EXERCISE:
In the material below, find every line with "งเคร" and pull it out.

* Begin *

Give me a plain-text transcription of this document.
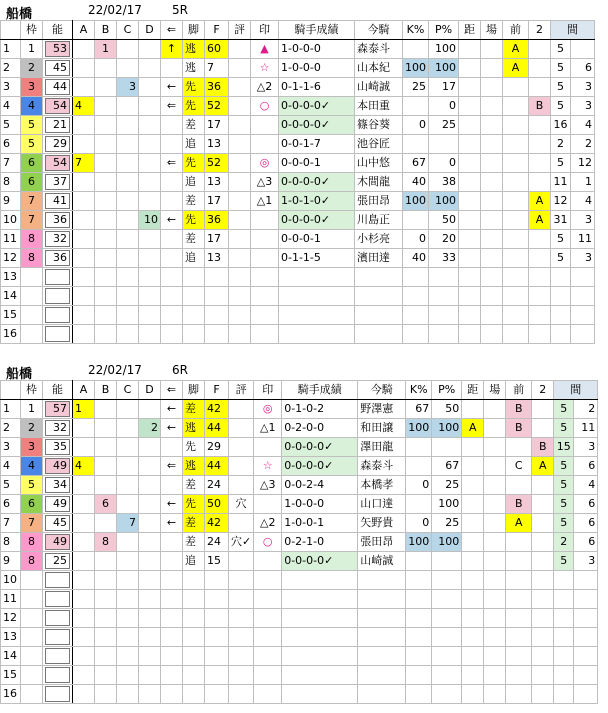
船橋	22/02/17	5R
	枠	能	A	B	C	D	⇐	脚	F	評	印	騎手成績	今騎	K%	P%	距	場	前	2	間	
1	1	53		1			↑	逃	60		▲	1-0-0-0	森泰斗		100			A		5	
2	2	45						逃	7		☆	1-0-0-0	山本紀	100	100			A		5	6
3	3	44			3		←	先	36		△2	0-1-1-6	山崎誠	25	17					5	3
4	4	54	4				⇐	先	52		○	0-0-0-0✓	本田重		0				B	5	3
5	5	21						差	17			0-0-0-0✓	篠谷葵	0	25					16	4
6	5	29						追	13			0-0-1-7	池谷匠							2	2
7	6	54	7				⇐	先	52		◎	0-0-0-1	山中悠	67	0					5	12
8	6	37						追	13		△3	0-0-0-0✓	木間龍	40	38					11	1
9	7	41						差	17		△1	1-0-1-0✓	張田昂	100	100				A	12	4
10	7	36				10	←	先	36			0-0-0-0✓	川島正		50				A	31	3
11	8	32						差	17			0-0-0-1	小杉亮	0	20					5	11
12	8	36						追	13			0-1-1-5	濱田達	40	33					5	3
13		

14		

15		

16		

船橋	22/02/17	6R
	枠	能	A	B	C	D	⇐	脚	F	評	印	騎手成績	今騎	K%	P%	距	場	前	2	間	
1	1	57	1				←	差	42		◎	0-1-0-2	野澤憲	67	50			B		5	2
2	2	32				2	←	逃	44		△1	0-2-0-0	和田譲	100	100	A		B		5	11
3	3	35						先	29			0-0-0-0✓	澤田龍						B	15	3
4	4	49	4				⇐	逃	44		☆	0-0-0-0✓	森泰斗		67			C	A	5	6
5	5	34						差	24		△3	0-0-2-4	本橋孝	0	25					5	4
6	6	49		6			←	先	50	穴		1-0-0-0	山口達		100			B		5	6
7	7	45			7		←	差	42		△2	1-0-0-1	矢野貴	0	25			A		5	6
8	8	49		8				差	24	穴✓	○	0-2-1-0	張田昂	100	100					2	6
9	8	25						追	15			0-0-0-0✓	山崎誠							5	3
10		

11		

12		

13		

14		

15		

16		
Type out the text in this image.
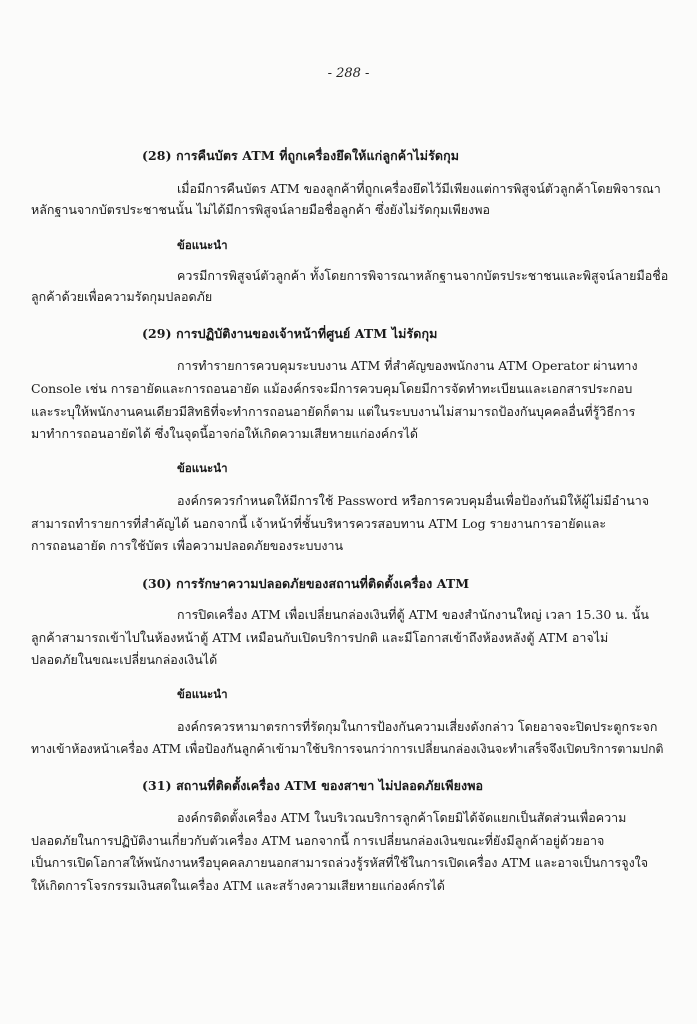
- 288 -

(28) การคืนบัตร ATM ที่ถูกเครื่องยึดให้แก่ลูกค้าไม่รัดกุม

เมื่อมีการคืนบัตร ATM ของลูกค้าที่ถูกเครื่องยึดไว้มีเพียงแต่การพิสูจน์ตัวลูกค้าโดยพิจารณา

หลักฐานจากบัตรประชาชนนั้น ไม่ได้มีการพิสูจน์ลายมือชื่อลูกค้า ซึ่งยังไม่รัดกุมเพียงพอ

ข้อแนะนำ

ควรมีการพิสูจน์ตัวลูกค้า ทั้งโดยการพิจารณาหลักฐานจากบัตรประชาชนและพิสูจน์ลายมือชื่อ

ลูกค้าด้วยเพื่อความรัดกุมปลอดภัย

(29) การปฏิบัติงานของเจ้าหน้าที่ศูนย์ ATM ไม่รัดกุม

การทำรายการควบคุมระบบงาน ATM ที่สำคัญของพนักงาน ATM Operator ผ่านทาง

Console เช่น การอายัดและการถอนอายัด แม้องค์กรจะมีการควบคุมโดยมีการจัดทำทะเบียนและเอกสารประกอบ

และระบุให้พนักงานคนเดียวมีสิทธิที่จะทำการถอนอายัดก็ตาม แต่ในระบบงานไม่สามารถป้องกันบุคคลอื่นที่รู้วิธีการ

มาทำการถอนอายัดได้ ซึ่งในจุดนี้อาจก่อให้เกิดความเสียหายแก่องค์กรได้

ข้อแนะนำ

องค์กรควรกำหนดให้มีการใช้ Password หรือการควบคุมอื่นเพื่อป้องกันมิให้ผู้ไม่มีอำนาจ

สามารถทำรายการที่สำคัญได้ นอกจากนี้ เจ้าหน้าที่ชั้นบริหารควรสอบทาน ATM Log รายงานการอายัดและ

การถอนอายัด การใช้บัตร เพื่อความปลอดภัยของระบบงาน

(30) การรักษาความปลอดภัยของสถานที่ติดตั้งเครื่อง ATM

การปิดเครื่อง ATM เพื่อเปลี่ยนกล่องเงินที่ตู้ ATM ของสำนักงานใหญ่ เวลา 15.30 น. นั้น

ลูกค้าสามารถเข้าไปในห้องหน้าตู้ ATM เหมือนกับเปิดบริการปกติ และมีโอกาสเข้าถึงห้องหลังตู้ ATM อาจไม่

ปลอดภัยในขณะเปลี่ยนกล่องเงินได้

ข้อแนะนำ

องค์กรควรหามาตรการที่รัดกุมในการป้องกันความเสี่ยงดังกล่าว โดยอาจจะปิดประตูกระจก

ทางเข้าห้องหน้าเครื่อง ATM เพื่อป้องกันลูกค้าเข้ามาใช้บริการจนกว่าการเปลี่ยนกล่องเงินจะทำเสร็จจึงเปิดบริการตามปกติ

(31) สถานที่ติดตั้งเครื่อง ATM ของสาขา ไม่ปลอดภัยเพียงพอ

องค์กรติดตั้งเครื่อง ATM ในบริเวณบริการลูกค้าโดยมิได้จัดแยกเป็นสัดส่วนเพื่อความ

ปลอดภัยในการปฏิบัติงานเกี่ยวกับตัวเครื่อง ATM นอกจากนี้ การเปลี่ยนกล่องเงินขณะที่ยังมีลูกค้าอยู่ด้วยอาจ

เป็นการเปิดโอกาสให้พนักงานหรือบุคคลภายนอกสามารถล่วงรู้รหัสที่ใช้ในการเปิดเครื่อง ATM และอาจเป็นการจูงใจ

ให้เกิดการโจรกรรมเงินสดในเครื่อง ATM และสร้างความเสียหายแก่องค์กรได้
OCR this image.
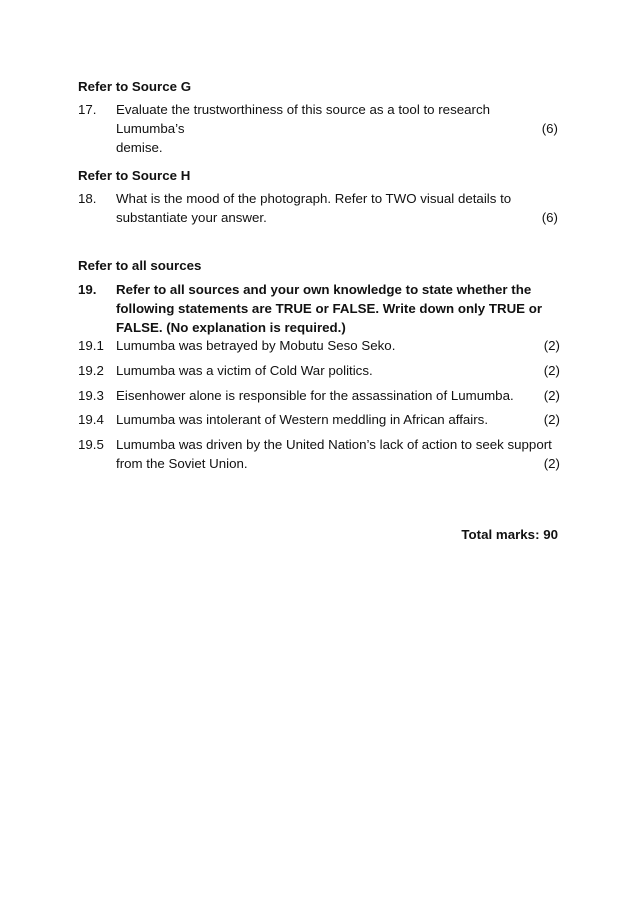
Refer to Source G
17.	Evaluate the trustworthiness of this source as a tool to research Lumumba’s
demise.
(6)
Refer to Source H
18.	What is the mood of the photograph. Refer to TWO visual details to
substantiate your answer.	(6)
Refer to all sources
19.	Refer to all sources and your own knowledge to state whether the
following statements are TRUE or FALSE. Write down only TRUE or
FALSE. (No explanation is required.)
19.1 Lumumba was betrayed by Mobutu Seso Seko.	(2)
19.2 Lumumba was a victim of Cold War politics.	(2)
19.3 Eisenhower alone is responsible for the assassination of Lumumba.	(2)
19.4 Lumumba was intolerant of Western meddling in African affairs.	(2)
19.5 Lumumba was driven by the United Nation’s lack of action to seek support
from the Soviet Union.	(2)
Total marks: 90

* End *

TASK RESULT:
(30) การรักษาความปลอดภัยของสถานที่ติดตั้งเครื่อง ATM
(31) สถานที่ติดตั้งเครื่อง ATM ของสาขา ไม่ปลอดภัยเพียงพอ
องค์กรติดตั้งเครื่อง ATM ในบริเวณบริการลูกค้าโดยมิได้จัดแยกเป็นสัดส่วนเพื่อความ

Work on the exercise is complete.